■ **Task prompt**: Copy the entries from the first line up to and including the line with "bullet-label: Cash flow", swapping "diamond-icon" for "rhombus-icon" and leaving everything else unchanged.

■ **Material for this task**:
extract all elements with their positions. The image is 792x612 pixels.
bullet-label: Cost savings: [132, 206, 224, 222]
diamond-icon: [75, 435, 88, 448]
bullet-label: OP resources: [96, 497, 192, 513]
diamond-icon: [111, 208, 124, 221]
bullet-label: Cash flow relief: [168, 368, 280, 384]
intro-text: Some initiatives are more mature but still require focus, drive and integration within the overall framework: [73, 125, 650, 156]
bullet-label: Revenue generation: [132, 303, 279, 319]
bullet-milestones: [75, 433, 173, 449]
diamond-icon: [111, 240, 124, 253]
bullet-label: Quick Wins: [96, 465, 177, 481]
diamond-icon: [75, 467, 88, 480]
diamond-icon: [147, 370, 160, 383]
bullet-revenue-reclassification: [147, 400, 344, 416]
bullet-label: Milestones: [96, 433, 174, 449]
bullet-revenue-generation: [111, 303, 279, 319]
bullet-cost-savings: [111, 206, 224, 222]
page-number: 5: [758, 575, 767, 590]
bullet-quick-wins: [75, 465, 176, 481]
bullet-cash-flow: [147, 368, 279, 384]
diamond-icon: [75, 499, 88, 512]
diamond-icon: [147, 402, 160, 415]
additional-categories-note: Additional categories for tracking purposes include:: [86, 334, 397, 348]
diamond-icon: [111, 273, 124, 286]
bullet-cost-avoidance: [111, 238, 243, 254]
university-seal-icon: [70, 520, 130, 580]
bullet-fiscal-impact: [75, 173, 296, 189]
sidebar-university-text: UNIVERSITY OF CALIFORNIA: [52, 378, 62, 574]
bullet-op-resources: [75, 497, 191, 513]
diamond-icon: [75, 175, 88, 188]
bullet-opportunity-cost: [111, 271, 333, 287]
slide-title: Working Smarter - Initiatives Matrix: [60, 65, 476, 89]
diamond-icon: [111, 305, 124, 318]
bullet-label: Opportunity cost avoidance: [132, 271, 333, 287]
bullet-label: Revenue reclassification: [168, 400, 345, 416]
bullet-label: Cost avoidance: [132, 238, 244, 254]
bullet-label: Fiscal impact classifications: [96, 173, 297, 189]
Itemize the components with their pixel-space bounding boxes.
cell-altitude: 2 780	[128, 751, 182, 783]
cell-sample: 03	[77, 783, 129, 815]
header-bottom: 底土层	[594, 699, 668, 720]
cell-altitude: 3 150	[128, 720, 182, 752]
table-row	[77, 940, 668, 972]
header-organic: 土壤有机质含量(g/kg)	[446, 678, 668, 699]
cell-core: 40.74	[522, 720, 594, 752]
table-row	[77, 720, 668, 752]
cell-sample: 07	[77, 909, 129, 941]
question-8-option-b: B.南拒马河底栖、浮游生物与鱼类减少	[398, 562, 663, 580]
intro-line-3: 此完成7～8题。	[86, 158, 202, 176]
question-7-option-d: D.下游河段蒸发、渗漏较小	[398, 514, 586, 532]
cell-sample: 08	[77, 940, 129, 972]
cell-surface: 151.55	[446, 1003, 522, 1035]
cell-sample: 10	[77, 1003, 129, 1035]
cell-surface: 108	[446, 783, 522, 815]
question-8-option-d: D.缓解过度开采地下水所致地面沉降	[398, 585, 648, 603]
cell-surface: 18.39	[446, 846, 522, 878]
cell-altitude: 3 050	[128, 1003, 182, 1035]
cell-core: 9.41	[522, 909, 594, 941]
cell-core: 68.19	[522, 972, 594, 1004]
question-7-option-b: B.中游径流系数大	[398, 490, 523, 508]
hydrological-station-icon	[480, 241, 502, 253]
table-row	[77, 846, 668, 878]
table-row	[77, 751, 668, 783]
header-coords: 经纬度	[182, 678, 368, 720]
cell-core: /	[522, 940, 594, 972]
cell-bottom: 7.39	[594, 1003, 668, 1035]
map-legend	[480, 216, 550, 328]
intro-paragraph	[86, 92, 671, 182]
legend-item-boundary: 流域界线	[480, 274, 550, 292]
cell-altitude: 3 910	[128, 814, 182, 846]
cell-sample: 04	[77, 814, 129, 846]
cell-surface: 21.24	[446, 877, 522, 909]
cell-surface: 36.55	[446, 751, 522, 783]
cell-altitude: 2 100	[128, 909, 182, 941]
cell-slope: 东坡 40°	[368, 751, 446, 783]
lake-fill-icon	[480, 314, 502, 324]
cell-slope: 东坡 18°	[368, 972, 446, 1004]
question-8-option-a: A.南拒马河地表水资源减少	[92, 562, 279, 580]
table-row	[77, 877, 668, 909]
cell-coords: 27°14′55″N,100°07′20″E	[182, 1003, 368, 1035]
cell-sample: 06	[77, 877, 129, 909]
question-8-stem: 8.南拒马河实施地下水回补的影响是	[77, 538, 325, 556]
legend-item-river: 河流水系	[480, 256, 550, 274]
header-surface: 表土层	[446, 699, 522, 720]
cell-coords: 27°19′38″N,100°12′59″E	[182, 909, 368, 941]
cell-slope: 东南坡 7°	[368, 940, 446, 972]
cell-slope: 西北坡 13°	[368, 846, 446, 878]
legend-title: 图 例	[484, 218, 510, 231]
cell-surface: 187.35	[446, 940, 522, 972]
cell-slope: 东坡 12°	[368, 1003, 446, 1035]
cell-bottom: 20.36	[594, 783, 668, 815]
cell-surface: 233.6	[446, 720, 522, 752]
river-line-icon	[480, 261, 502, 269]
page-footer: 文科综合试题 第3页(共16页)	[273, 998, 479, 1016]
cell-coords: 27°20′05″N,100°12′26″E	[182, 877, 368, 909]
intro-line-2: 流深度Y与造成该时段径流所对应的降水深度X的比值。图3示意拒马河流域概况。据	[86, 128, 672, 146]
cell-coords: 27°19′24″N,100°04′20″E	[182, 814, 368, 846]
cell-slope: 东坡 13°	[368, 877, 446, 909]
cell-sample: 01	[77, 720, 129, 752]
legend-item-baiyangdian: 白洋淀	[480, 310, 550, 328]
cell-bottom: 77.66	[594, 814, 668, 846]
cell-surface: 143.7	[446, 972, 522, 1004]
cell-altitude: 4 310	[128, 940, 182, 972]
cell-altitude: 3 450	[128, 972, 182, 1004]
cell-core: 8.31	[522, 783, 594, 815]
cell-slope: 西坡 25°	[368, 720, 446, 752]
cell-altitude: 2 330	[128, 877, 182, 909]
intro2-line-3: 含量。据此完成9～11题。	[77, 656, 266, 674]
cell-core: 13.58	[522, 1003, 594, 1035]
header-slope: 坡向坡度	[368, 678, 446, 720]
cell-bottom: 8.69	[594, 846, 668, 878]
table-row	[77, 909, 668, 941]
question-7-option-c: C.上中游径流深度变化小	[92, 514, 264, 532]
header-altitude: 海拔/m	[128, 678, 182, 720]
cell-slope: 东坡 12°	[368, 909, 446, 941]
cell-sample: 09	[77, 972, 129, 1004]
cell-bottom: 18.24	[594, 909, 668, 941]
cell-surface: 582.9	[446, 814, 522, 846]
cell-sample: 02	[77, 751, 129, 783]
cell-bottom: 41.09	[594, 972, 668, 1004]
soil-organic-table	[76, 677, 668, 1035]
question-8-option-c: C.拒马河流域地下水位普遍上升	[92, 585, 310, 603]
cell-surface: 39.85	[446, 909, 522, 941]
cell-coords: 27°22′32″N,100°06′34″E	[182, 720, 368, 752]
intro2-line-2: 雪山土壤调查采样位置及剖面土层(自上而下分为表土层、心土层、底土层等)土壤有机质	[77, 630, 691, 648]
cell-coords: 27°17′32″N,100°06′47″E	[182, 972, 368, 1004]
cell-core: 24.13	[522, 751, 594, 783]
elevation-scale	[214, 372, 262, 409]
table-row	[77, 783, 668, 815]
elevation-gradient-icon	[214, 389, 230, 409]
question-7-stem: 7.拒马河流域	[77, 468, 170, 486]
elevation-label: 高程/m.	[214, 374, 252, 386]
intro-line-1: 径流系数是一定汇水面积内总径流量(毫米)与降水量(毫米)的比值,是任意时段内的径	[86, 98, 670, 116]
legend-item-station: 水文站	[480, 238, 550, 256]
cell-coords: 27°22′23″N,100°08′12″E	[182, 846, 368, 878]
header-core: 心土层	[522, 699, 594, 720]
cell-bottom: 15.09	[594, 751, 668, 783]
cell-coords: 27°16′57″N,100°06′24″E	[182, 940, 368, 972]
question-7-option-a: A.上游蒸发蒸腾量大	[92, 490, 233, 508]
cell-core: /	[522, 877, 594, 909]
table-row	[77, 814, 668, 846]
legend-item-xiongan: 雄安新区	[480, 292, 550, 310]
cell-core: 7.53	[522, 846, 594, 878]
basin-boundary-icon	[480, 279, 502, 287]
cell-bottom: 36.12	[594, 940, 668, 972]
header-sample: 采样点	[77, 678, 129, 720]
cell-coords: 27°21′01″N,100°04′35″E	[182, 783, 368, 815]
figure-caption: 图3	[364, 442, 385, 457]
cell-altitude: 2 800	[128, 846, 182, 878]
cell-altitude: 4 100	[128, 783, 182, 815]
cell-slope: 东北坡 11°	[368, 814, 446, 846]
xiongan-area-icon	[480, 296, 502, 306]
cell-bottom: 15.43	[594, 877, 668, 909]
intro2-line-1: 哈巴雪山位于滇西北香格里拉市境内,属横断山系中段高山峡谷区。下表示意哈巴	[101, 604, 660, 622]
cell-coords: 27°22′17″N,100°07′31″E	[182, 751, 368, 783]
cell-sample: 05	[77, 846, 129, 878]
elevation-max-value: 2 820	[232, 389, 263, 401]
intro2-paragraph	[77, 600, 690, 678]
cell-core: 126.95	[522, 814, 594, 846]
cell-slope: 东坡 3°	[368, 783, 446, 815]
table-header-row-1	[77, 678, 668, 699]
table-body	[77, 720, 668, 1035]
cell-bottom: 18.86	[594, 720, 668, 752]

■ **Written response**:
extract all elements with their positions. The image is 792x612 pixels.
bullet-label: Cost savings: [132, 206, 224, 222]
rhombus-icon: [75, 435, 88, 448]
bullet-label: OP resources: [96, 497, 192, 513]
rhombus-icon: [111, 208, 124, 221]
bullet-label: Cash flow relief: [168, 368, 280, 384]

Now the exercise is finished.